_Entries supplied:_
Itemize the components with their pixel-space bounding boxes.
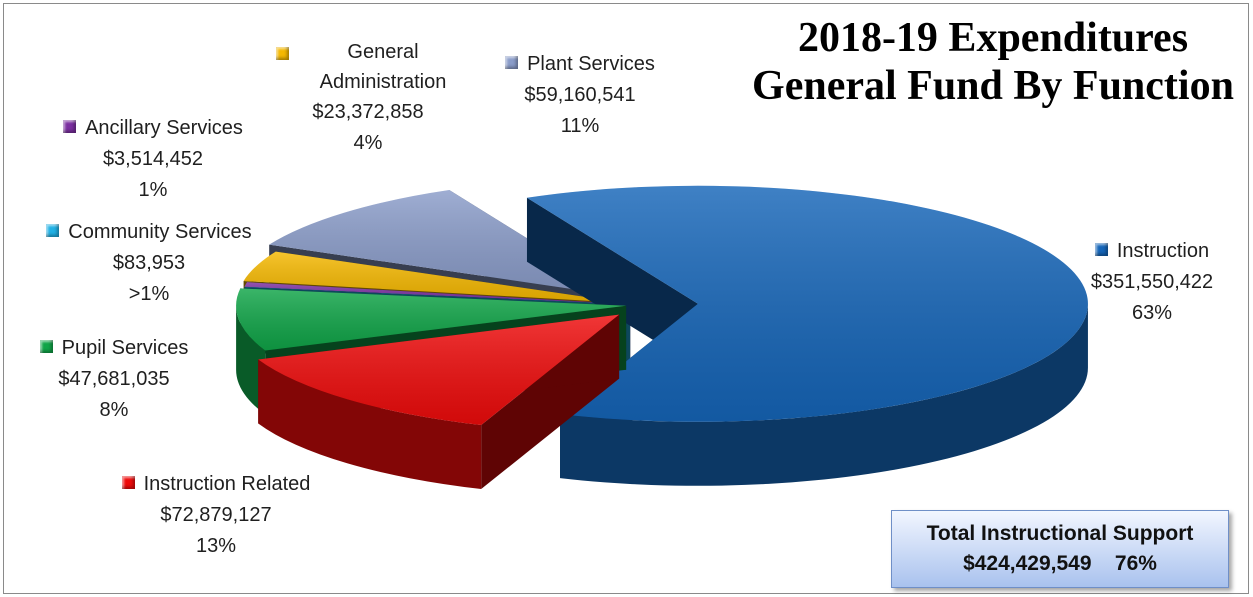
label-value: $72,879,127 (160, 504, 272, 526)
label-pupil-services: Pupil Services $47,681,035 8% (14, 333, 214, 426)
label-percent: >1% (128, 283, 170, 305)
chart-title-line1: 2018-19 Expenditures (797, 15, 1189, 61)
label-name: Community Services (68, 221, 252, 243)
label-community-services: Community Services $83,953 >1% (14, 217, 284, 310)
label-instruction: Instruction $351,550,422 63% (1062, 236, 1242, 329)
legend-swatch (505, 56, 519, 69)
pie-slice-shine (258, 314, 620, 426)
pie-slice-side (236, 305, 266, 415)
legend-swatch (1094, 243, 1108, 256)
pie-slice-shine (236, 288, 627, 351)
pie-slice-wall (526, 197, 698, 368)
label-value: $83,953 (112, 252, 186, 274)
label-percent: 63% (1131, 302, 1173, 324)
legend-swatch (121, 476, 135, 489)
label-percent: 13% (195, 535, 237, 557)
legend-swatch (276, 47, 289, 60)
pie-slice-side (258, 359, 482, 490)
label-percent: 8% (99, 399, 129, 421)
label-instruction-related: Instruction Related $72,879,127 13% (91, 469, 341, 562)
label-name: Ancillary Services (85, 117, 243, 139)
legend-swatch (39, 340, 53, 353)
pie-slice-side (560, 303, 1088, 486)
label-ancillary-services: Ancillary Services $3,514,452 1% (38, 113, 268, 206)
total-label: Total Instructional Support (926, 522, 1194, 545)
label-general-administration: General Administration $23,372,858 4% (268, 37, 468, 159)
pie-slice-shine (269, 190, 621, 297)
label-percent: 1% (138, 179, 168, 201)
label-name: Instruction Related (143, 473, 311, 495)
chart-title: 2018-19 Expenditures General Fund By Fun… (738, 14, 1248, 110)
label-name: Plant Services (527, 53, 655, 75)
pie-slice-shine (526, 185, 1088, 422)
total-values: $424,429,549 76% (892, 549, 1228, 579)
total-amount: $424,429,549 (963, 552, 1092, 575)
label-value: $351,550,422 (1090, 271, 1214, 293)
pie-slice-shine (244, 286, 631, 305)
chart-frame (3, 3, 1249, 594)
label-value: $47,681,035 (58, 368, 170, 390)
pie-slice-instruction (526, 185, 1088, 486)
label-percent: 4% (353, 132, 383, 154)
label-value: $3,514,452 (102, 148, 204, 170)
total-percent: 76% (1114, 552, 1157, 575)
label-name: Pupil Services (61, 337, 189, 359)
label-plant-services: Plant Services $59,160,541 11% (480, 49, 680, 142)
pie-slice-shine (243, 251, 627, 304)
pie-slice-shine (244, 282, 631, 305)
label-percent: 11% (560, 115, 600, 137)
label-value: $59,160,541 (524, 84, 636, 106)
legend-swatch (46, 224, 60, 237)
legend-swatch (63, 120, 77, 133)
total-instructional-support-box: Total Instructional Support $424,429,549… (891, 510, 1229, 588)
chart-title-line2: General Fund By Function (752, 63, 1234, 109)
label-value: $23,372,858 (312, 101, 424, 123)
pie-slice-instruction-related (258, 314, 620, 490)
label-name: General Administration (319, 41, 447, 93)
label-name: Instruction (1116, 240, 1210, 262)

_What you have to do:_ Reproduce all of the material above with each "Pupil Services" switched to "Student Services" and nothing else altered. Omit the pictures.

_Task result:_
Itemize the components with their pixel-space bounding boxes.
label-value: $72,879,127 (160, 504, 272, 526)
label-pupil-services: Student Services $47,681,035 8% (14, 333, 214, 426)
label-percent: >1% (128, 283, 170, 305)
chart-title-line1: 2018-19 Expenditures (797, 15, 1189, 61)
label-name: Community Services (68, 221, 252, 243)
label-community-services: Community Services $83,953 >1% (14, 217, 284, 310)
label-instruction: Instruction $351,550,422 63% (1062, 236, 1242, 329)
legend-swatch (505, 56, 519, 69)
pie-slice-shine (258, 314, 620, 426)
pie-slice-side (236, 305, 266, 415)
legend-swatch (1094, 243, 1108, 256)
pie-slice-shine (236, 288, 627, 351)
pie-slice-wall (526, 197, 698, 368)
label-value: $83,953 (112, 252, 186, 274)
label-percent: 63% (1131, 302, 1173, 324)
legend-swatch (121, 476, 135, 489)
label-percent: 13% (195, 535, 237, 557)
legend-swatch (276, 47, 289, 60)
pie-slice-side (258, 359, 482, 490)
label-percent: 8% (99, 399, 129, 421)
label-instruction-related: Instruction Related $72,879,127 13% (91, 469, 341, 562)
label-name: Ancillary Services (85, 117, 243, 139)
legend-swatch (39, 340, 53, 353)
pie-slice-side (560, 303, 1088, 486)
label-ancillary-services: Ancillary Services $3,514,452 1% (38, 113, 268, 206)
total-label: Total Instructional Support (926, 522, 1194, 545)
label-general-administration: General Administration $23,372,858 4% (268, 37, 468, 159)
pie-slice-shine (269, 190, 621, 297)
label-percent: 1% (138, 179, 168, 201)
label-name: Instruction Related (143, 473, 311, 495)
chart-title: 2018-19 Expenditures General Fund By Fun… (738, 14, 1248, 110)
label-name: Plant Services (527, 53, 655, 75)
pie-slice-shine (526, 185, 1088, 422)
total-values: $424,429,549 76% (892, 549, 1228, 579)
total-amount: $424,429,549 (963, 552, 1092, 575)
label-value: $351,550,422 (1090, 271, 1214, 293)
pie-slice-shine (244, 286, 631, 305)
chart-frame (3, 3, 1249, 594)
label-value: $47,681,035 (58, 368, 170, 390)
pie-slice-instruction (526, 185, 1088, 486)
label-percent: 4% (353, 132, 383, 154)
label-value: $3,514,452 (102, 148, 204, 170)
total-percent: 76% (1114, 552, 1157, 575)
label-name: Student Services (61, 337, 189, 359)
label-plant-services: Plant Services $59,160,541 11% (480, 49, 680, 142)
pie-slice-shine (243, 251, 627, 304)
pie-slice-shine (244, 282, 631, 305)
label-percent: 11% (560, 115, 600, 137)
label-value: $59,160,541 (524, 84, 636, 106)
legend-swatch (46, 224, 60, 237)
legend-swatch (63, 120, 77, 133)
total-instructional-support-box: Total Instructional Support $424,429,549… (891, 510, 1229, 588)
chart-title-line2: General Fund By Function (752, 63, 1234, 109)
label-value: $23,372,858 (312, 101, 424, 123)
pie-slice-instruction-related (258, 314, 620, 490)
label-name: General Administration (319, 41, 447, 93)
label-name: Instruction (1116, 240, 1210, 262)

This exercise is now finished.